━━ Rows

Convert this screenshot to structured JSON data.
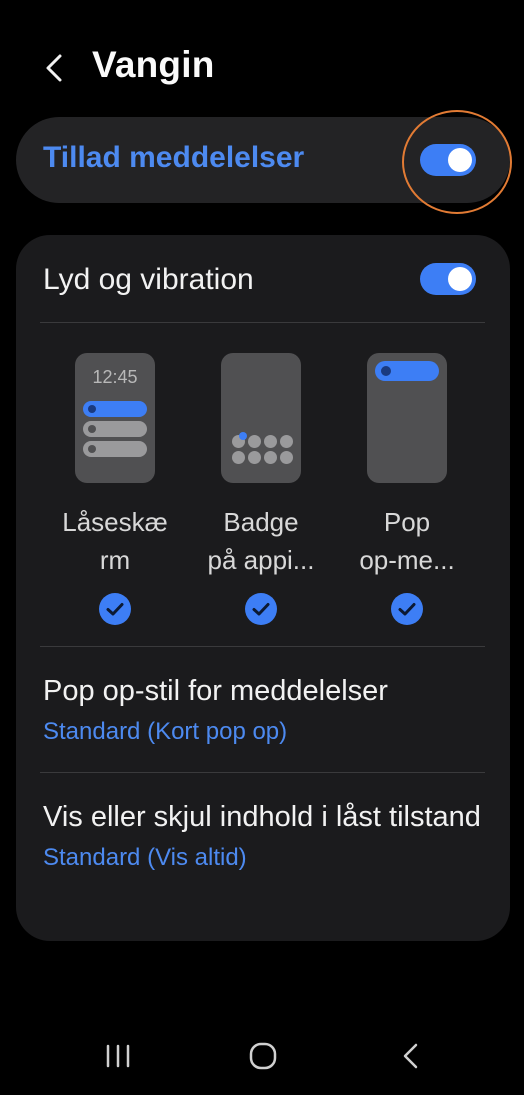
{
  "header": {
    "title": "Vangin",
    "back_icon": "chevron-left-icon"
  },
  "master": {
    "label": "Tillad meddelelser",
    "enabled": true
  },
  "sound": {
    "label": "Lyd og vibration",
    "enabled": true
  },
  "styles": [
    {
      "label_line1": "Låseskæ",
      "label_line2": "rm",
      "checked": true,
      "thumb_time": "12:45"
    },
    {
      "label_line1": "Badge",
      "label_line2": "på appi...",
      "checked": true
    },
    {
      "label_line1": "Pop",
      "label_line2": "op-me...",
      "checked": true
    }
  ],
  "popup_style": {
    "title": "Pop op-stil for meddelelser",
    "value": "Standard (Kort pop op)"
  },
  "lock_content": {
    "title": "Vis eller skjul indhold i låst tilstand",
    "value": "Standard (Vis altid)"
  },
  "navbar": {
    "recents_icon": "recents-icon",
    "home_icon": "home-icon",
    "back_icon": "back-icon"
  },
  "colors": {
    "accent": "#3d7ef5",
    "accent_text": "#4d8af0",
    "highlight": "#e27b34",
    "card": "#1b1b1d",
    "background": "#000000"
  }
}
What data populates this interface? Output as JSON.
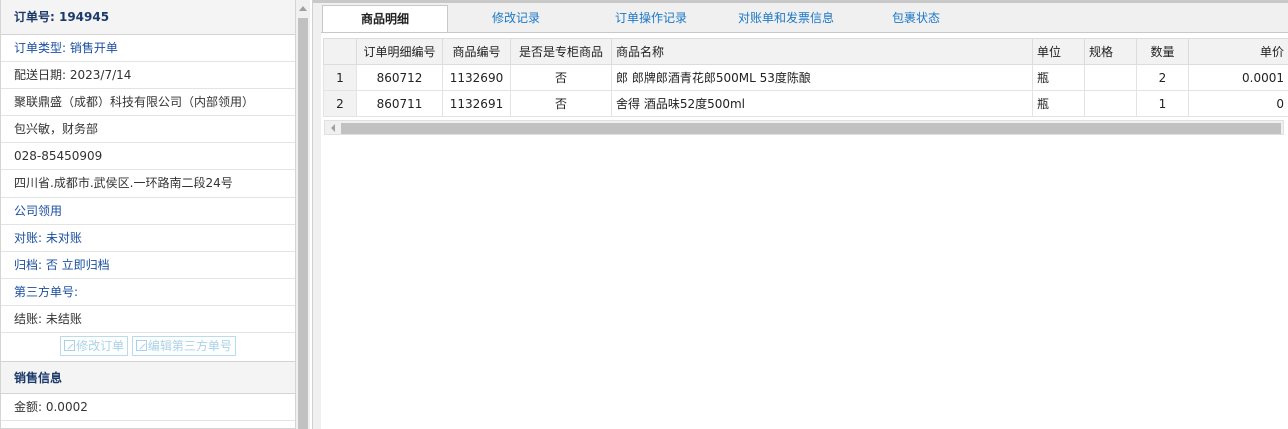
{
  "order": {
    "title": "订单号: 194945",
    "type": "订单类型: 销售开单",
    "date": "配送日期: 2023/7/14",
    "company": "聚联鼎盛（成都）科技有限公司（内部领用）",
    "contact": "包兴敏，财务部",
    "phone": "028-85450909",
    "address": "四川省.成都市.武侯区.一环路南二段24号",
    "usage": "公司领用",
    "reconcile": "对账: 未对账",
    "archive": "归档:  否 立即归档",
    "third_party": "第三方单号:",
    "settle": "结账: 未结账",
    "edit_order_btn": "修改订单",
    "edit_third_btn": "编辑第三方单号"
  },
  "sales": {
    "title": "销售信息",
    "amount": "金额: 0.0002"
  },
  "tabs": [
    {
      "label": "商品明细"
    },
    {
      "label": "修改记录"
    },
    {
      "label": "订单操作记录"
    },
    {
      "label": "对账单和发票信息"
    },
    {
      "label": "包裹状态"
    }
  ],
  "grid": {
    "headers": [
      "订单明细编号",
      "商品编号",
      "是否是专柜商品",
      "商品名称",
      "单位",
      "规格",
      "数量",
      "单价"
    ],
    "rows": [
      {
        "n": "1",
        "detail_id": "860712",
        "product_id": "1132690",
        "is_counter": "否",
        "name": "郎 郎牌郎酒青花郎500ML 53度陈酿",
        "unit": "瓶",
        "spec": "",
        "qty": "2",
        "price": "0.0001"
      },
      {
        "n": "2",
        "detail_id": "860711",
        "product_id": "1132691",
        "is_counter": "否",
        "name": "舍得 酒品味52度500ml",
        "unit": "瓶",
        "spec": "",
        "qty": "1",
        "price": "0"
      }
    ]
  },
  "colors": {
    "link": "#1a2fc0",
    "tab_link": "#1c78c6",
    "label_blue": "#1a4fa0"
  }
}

━━━━
━━ Rows

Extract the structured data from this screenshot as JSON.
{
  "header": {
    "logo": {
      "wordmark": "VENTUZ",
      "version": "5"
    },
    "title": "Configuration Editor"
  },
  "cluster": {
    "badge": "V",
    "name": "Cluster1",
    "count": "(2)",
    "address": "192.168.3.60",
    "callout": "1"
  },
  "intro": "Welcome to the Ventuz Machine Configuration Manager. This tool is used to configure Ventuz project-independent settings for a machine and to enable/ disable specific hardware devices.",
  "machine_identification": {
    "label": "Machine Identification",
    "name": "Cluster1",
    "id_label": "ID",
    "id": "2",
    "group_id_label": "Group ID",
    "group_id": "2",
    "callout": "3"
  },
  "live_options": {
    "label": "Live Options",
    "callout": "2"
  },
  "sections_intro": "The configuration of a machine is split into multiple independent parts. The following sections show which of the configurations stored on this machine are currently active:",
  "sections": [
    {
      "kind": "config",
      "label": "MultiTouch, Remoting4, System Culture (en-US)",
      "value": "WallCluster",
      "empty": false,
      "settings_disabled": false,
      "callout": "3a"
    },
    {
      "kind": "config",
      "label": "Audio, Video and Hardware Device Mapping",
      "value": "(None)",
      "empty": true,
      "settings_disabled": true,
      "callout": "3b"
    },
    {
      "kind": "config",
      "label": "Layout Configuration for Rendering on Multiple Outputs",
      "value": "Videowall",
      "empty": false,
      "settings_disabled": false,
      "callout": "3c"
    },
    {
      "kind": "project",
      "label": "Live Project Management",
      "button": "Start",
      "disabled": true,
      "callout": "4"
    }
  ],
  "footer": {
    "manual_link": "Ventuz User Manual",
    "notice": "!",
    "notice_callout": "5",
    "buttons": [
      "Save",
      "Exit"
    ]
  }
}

━━━━

:: What to produce ::
Look through the data above. Copy every line with the string "JSON" in it.

:: Result of this task ::
Convert this screenshot to structured JSON data.
What data populates this interface? Output as JSON.
Extract the structured data from this screenshot as JSON.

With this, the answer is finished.